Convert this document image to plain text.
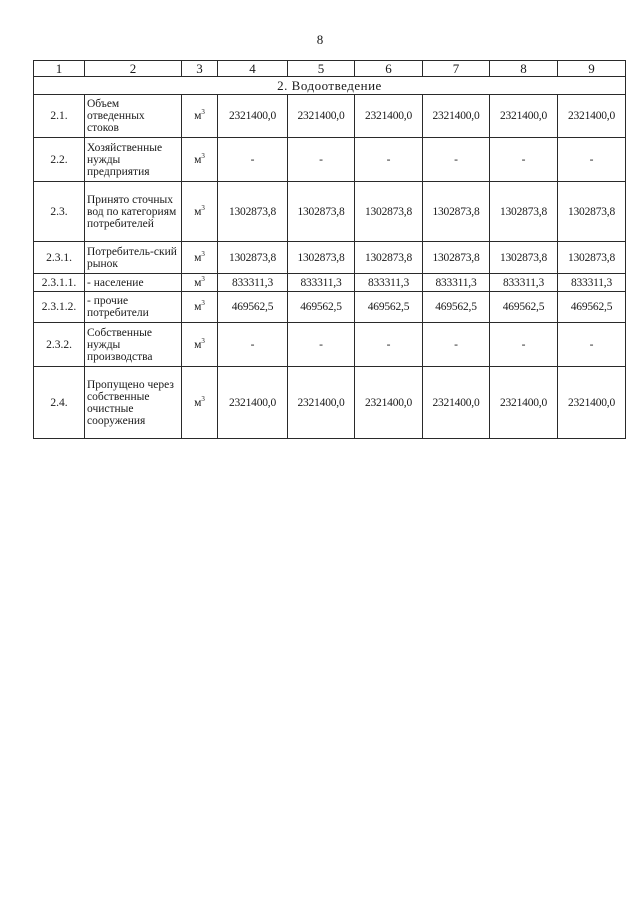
8
1	2	3	4	5	6	7	8	9
2. Водоотведение								
2.1.	Объем отведенных стоков	$м^3$	2321400,0	2321400,0	2321400,0	2321400,0	2321400,0	2321400,0
2.2.	Хозяйственные нужды предприятия	$м^3$	-	-	-	-	-	-
2.3.	Принято сточных вод по категориям потребителей	$м^3$	1302873,8	1302873,8	1302873,8	1302873,8	1302873,8	1302873,8
2.3.1.	Потребитель-ский рынок	$м^3$	1302873,8	1302873,8	1302873,8	1302873,8	1302873,8	1302873,8
2.3.1.1.	- население	$м^3$	833311,3	833311,3	833311,3	833311,3	833311,3	833311,3
2.3.1.2.	- прочие потребители	$м^3$	469562,5	469562,5	469562,5	469562,5	469562,5	469562,5
2.3.2.	Собственные нужды производства	$м^3$	-	-	-	-	-	-
2.4.	Пропущено через собственные очистные сооружения	$м^3$	2321400,0	2321400,0	2321400,0	2321400,0	2321400,0	2321400,0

•••••

* **Challenge**
Images should not appear in the copy; retype the listing above exactly.

* **Exercise answer**
Convert this document image to plain text.
8
1	2	3	4	5	6	7	8	9
2. Водоотведение								
2.1.	Объем отведенных стоков	$м^3$	2321400,0	2321400,0	2321400,0	2321400,0	2321400,0	2321400,0
2.2.	Хозяйственные нужды предприятия	$м^3$	-	-	-	-	-	-
2.3.	Принято сточных вод по категориям потребителей	$м^3$	1302873,8	1302873,8	1302873,8	1302873,8	1302873,8	1302873,8
2.3.1.	Потребитель-ский рынок	$м^3$	1302873,8	1302873,8	1302873,8	1302873,8	1302873,8	1302873,8
2.3.1.1.	- население	$м^3$	833311,3	833311,3	833311,3	833311,3	833311,3	833311,3
2.3.1.2.	- прочие потребители	$м^3$	469562,5	469562,5	469562,5	469562,5	469562,5	469562,5
2.3.2.	Собственные нужды производства	$м^3$	-	-	-	-	-	-
2.4.	Пропущено через собственные очистные сооружения	$м^3$	2321400,0	2321400,0	2321400,0	2321400,0	2321400,0	2321400,0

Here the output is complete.